Render every line of the material below as a Markdown table with two columns, Row and Line. Put a sequential number in Row and the line itself in Line, and leave out blank lines.
==== Raw records
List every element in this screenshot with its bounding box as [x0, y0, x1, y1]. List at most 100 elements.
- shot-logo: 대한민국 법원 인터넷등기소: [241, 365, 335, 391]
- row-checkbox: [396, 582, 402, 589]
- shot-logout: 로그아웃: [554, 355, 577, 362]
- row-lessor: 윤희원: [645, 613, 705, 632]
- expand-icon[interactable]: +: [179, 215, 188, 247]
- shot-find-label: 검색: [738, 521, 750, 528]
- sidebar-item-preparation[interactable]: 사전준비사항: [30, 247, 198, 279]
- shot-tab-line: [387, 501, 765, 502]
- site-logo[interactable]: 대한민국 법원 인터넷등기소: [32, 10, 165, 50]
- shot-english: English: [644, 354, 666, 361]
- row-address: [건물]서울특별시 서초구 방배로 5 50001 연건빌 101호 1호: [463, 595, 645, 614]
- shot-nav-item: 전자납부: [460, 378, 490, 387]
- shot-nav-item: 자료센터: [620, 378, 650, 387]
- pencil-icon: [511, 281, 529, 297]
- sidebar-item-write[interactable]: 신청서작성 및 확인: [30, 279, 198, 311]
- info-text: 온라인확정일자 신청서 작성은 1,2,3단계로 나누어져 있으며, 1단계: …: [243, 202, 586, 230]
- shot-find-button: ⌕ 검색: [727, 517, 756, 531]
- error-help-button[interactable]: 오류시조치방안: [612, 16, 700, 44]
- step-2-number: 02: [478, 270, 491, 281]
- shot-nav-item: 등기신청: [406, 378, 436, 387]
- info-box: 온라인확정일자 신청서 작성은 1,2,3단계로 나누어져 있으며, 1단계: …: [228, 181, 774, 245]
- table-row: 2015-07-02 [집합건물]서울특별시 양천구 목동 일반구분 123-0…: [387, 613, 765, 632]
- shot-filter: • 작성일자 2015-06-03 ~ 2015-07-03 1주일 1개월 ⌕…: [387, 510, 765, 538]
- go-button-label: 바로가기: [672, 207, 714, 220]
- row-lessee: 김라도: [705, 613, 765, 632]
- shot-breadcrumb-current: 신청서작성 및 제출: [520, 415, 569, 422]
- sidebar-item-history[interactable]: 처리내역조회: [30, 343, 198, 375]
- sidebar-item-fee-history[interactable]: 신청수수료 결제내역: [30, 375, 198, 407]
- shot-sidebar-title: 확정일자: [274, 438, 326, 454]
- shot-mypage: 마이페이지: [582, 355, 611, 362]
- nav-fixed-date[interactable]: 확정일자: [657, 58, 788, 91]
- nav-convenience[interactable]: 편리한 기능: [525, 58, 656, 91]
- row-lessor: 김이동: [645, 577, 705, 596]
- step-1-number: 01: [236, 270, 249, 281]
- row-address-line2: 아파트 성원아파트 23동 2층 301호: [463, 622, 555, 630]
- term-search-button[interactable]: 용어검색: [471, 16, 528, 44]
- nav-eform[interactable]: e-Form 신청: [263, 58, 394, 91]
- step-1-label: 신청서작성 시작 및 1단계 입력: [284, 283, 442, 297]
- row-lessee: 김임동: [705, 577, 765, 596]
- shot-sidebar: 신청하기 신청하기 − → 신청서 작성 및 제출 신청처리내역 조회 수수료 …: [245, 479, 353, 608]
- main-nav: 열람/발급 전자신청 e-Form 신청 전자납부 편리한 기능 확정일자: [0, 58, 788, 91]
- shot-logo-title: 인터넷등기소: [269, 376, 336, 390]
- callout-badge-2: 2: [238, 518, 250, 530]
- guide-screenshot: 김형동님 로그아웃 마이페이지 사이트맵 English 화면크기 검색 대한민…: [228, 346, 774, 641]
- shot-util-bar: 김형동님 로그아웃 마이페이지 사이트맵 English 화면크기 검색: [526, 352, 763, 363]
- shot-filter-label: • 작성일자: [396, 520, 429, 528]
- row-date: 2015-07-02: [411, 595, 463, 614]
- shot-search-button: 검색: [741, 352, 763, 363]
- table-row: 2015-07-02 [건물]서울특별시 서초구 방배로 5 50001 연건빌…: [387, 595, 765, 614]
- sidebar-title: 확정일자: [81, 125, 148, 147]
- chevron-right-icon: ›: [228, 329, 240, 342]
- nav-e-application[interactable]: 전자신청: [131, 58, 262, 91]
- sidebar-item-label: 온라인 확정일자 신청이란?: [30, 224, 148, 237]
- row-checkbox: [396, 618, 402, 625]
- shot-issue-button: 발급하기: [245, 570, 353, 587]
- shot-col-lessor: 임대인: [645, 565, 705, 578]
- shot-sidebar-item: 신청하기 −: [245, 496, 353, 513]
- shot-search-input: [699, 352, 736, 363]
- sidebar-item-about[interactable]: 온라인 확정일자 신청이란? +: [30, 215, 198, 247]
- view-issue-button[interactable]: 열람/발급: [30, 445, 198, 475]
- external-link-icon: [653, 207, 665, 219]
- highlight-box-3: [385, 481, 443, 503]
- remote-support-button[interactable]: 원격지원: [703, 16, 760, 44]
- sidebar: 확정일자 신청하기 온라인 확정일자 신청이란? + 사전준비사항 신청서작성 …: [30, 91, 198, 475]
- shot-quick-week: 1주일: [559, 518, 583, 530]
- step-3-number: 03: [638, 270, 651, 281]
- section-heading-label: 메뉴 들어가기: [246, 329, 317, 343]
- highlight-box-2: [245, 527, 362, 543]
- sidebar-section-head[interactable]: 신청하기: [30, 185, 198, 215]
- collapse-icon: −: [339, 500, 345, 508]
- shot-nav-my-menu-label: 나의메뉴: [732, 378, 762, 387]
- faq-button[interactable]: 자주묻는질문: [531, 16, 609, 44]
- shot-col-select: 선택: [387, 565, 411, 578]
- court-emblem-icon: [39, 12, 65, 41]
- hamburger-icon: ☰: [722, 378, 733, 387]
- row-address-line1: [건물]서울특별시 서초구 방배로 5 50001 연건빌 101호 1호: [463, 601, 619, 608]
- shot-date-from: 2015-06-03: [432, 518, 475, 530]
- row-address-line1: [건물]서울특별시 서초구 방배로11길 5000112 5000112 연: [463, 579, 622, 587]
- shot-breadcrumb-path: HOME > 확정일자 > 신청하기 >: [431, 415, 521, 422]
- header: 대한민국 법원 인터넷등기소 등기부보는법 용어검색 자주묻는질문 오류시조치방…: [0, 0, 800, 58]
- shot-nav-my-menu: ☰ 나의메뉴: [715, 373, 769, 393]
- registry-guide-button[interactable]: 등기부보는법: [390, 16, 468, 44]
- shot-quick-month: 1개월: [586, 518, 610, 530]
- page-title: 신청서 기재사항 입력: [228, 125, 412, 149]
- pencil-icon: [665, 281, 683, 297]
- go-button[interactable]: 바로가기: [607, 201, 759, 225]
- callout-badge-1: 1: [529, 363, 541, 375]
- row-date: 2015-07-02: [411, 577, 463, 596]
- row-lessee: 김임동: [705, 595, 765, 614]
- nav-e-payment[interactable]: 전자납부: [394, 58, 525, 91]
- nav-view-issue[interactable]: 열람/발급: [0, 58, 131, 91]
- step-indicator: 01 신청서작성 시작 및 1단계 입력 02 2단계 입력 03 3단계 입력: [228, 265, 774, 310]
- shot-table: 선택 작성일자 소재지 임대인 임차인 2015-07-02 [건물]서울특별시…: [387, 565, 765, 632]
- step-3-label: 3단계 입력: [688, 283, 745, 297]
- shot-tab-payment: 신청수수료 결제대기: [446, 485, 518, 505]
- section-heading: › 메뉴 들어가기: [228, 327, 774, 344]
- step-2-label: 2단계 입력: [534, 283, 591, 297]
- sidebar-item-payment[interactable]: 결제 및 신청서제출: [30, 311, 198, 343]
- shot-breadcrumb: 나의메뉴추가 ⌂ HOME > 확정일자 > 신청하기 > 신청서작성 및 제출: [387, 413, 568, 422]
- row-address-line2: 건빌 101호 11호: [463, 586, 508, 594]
========
> _Exercise answer_:
| Row | Line |
|---|---|
| 1 | List every element in this screenshot with its bounding box as [x0, y0, x1, y1]. List at most 100 elements. |
| 2 | - shot-logo: 대한민국 법원 인터넷등기소: [241, 365, 335, 391] |
| 3 | - row-checkbox: [396, 582, 402, 589] |
| 4 | - shot-logout: 로그아웃: [554, 355, 577, 362] |
| 5 | - row-lessor: 윤희원: [645, 613, 705, 632] |
| 6 | - expand-icon[interactable]: +: [179, 215, 188, 247] |
| 7 | - shot-find-label: 검색: [738, 521, 750, 528] |
| 8 | - sidebar-item-preparation[interactable]: 사전준비사항: [30, 247, 198, 279] |
| 9 | - shot-tab-line: [387, 501, 765, 502] |
| 10 | - site-logo[interactable]: 대한민국 법원 인터넷등기소: [32, 10, 165, 50] |
| 11 | - shot-english: English: [644, 354, 666, 361] |
| 12 | - row-address: [건물]서울특별시 서초구 방배로 5 50001 연건빌 101호 1호: [463, 595, 645, 614] |
| 13 | - shot-nav-item: 전자납부: [460, 378, 490, 387] |
| 14 | - shot-nav-item: 자료센터: [620, 378, 650, 387] |
| 15 | - pencil-icon: [511, 281, 529, 297] |
| 16 | - sidebar-item-write[interactable]: 신청서작성 및 확인: [30, 279, 198, 311] |
| 17 | - info-text: 온라인확정일자 신청서 작성은 1,2,3단계로 나누어져 있으며, 1단계: …: [243, 202, 586, 230] |
| 18 | - shot-find-button: ⌕ 검색: [727, 517, 756, 531] |
| 19 | - error-help-button[interactable]: 오류시조치방안: [612, 16, 700, 44] |
| 20 | - step-2-number: 02: [478, 270, 491, 281] |
| 21 | - shot-nav-item: 등기신청: [406, 378, 436, 387] |
| 22 | - info-box: 온라인확정일자 신청서 작성은 1,2,3단계로 나누어져 있으며, 1단계: …: [228, 181, 774, 245] |
| 23 | - table-row: 2015-07-02 [집합건물]서울특별시 양천구 목동 일반구분 123-0…: [387, 613, 765, 632] |
| 24 | - shot-filter: • 작성일자 2015-06-03 ~ 2015-07-03 1주일 1개월 ⌕…: [387, 510, 765, 538] |
| 25 | - go-button-label: 바로가기: [672, 207, 714, 220] |
| 26 | - row-lessee: 김라도: [705, 613, 765, 632] |
| 27 | - shot-breadcrumb-current: 신청서작성 및 제출: [520, 415, 569, 422] |
| 28 | - sidebar-item-history[interactable]: 처리내역조회: [30, 343, 198, 375] |
| 29 | - sidebar-item-fee-history[interactable]: 신청수수료 결제내역: [30, 375, 198, 407] |
| 30 | - shot-sidebar-title: 확정일자: [274, 438, 326, 454] |
| 31 | - shot-mypage: 마이페이지: [582, 355, 611, 362] |
| 32 | - nav-fixed-date[interactable]: 확정일자: [657, 58, 788, 91] |
| 33 | - nav-convenience[interactable]: 편리한 기능: [525, 58, 656, 91] |
| 34 | - row-lessor: 김이동: [645, 577, 705, 596] |
| 35 | - step-1-number: 01: [236, 270, 249, 281] |
| 36 | - row-address-line2: 아파트 성원아파트 23동 2층 301호: [463, 622, 555, 630] |
| 37 | - term-search-button[interactable]: 용어검색: [471, 16, 528, 44] |
| 38 | - nav-eform[interactable]: e-Form 신청: [263, 58, 394, 91] |
| 39 | - step-1-label: 신청서작성 시작 및 1단계 입력: [284, 283, 442, 297] |
| 40 | - row-lessee: 김임동: [705, 577, 765, 596] |
| 41 | - shot-sidebar: 신청하기 신청하기 − → 신청서 작성 및 제출 신청처리내역 조회 수수료 …: [245, 479, 353, 608] |
| 42 | - main-nav: 열람/발급 전자신청 e-Form 신청 전자납부 편리한 기능 확정일자: [0, 58, 788, 91] |
| 43 | - shot-logo-title: 인터넷등기소: [269, 376, 336, 390] |
| 44 | - callout-badge-2: 2: [238, 518, 250, 530] |
| 45 | - guide-screenshot: 김형동님 로그아웃 마이페이지 사이트맵 English 화면크기 검색 대한민…: [228, 346, 774, 641] |
| 46 | - shot-util-bar: 김형동님 로그아웃 마이페이지 사이트맵 English 화면크기 검색: [526, 352, 763, 363] |
| 47 | - shot-filter-label: • 작성일자: [396, 520, 429, 528] |
| 48 | - row-date: 2015-07-02: [411, 595, 463, 614] |
| 49 | - shot-search-button: 검색: [741, 352, 763, 363] |
| 50 | - table-row: 2015-07-02 [건물]서울특별시 서초구 방배로 5 50001 연건빌…: [387, 595, 765, 614] |
| 51 | - sidebar-title: 확정일자: [81, 125, 148, 147] |
| 52 | - chevron-right-icon: ›: [228, 329, 240, 342] |
| 53 | - nav-e-application[interactable]: 전자신청: [131, 58, 262, 91] |
| 54 | - sidebar-item-label: 온라인 확정일자 신청이란?: [30, 224, 148, 237] |
| 55 | - row-checkbox: [396, 618, 402, 625] |
| 56 | - shot-issue-button: 발급하기: [245, 570, 353, 587] |
| 57 | - shot-col-lessor: 임대인: [645, 565, 705, 578] |
| 58 | - shot-sidebar-item: 신청하기 −: [245, 496, 353, 513] |
| 59 | - shot-search-input: [699, 352, 736, 363] |
| 60 | - sidebar-item-about[interactable]: 온라인 확정일자 신청이란? +: [30, 215, 198, 247] |
| 61 | - view-issue-button[interactable]: 열람/발급: [30, 445, 198, 475] |
| 62 | - external-link-icon: [653, 207, 665, 219] |
| 63 | - highlight-box-3: [385, 481, 443, 503] |
| 64 | - remote-support-button[interactable]: 원격지원: [703, 16, 760, 44] |
| 65 | - sidebar: 확정일자 신청하기 온라인 확정일자 신청이란? + 사전준비사항 신청서작성 …: [30, 91, 198, 475] |
| 66 | - shot-quick-week: 1주일: [559, 518, 583, 530] |
| 67 | - step-3-number: 03: [638, 270, 651, 281] |
| 68 | - section-heading-label: 메뉴 들어가기: [246, 329, 317, 343] |
| 69 | - highlight-box-2: [245, 527, 362, 543] |
| 70 | - sidebar-section-head[interactable]: 신청하기: [30, 185, 198, 215] |
| 71 | - collapse-icon: −: [339, 500, 345, 508] |
| 72 | - shot-nav-my-menu-label: 나의메뉴: [732, 378, 762, 387] |
| 73 | - faq-button[interactable]: 자주묻는질문: [531, 16, 609, 44] |
| 74 | - shot-col-select: 선택: [387, 565, 411, 578] |
| 75 | - court-emblem-icon: [39, 12, 65, 41] |
| 76 | - hamburger-icon: ☰: [722, 378, 733, 387] |
| 77 | - row-address-line1: [건물]서울특별시 서초구 방배로 5 50001 연건빌 101호 1호: [463, 601, 619, 608] |
| 78 | - shot-date-from: 2015-06-03: [432, 518, 475, 530] |
| 79 | - row-address-line1: [건물]서울특별시 서초구 방배로11길 5000112 5000112 연: [463, 579, 622, 587] |
| 80 | - shot-breadcrumb-path: HOME > 확정일자 > 신청하기 >: [431, 415, 521, 422] |
| 81 | - header: 대한민국 법원 인터넷등기소 등기부보는법 용어검색 자주묻는질문 오류시조치방…: [0, 0, 800, 58] |
| 82 | - shot-nav-my-menu: ☰ 나의메뉴: [715, 373, 769, 393] |
| 83 | - registry-guide-button[interactable]: 등기부보는법: [390, 16, 468, 44] |
| 84 | - shot-quick-month: 1개월: [586, 518, 610, 530] |
| 85 | - page-title: 신청서 기재사항 입력: [228, 125, 412, 149] |
| 86 | - pencil-icon: [665, 281, 683, 297] |
| 87 | - go-button[interactable]: 바로가기: [607, 201, 759, 225] |
| 88 | - callout-badge-1: 1: [529, 363, 541, 375] |
| 89 | - row-date: 2015-07-02: [411, 577, 463, 596] |
| 90 | - row-lessee: 김임동: [705, 595, 765, 614] |
| 91 | - nav-e-payment[interactable]: 전자납부: [394, 58, 525, 91] |
| 92 | - nav-view-issue[interactable]: 열람/발급: [0, 58, 131, 91] |
| 93 | - step-indicator: 01 신청서작성 시작 및 1단계 입력 02 2단계 입력 03 3단계 입력: [228, 265, 774, 310] |
| 94 | - shot-table: 선택 작성일자 소재지 임대인 임차인 2015-07-02 [건물]서울특별시…: [387, 565, 765, 632] |
| 95 | - step-3-label: 3단계 입력: [688, 283, 745, 297] |
| 96 | - shot-tab-payment: 신청수수료 결제대기: [446, 485, 518, 505] |
| 97 | - section-heading: › 메뉴 들어가기: [228, 327, 774, 344] |
| 98 | - step-2-label: 2단계 입력: [534, 283, 591, 297] |
| 99 | - sidebar-item-payment[interactable]: 결제 및 신청서제출: [30, 311, 198, 343] |
| 100 | - shot-breadcrumb: 나의메뉴추가 ⌂ HOME > 확정일자 > 신청하기 > 신청서작성 및 제출: [387, 413, 568, 422] |
| 101 | - row-address-line2: 건빌 101호 11호: [463, 586, 508, 594] |